> **Exercise**
Give the number of lines that include the string "我们的节日", nothing more.

> **Records supplied**

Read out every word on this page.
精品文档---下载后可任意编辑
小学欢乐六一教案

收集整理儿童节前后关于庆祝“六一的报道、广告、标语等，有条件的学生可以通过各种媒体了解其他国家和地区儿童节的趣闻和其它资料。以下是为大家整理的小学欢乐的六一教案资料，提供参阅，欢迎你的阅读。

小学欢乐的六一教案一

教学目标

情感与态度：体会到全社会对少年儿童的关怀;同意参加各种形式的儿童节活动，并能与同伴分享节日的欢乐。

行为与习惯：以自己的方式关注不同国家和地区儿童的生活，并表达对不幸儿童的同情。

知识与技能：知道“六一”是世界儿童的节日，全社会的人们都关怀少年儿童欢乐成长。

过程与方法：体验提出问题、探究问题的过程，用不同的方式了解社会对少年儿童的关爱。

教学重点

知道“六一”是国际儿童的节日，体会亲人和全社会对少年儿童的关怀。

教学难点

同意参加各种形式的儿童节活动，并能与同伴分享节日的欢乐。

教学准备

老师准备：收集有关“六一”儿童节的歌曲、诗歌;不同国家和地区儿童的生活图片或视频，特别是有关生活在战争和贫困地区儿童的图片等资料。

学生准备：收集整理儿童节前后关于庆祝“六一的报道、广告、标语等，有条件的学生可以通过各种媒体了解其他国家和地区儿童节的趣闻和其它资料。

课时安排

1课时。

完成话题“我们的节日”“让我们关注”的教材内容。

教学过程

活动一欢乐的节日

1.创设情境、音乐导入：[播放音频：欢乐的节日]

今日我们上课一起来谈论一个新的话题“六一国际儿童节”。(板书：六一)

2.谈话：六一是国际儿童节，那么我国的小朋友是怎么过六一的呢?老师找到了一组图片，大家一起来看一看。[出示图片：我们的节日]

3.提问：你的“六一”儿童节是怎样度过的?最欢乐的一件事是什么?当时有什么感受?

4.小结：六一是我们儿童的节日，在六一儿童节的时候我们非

> **Written response**
2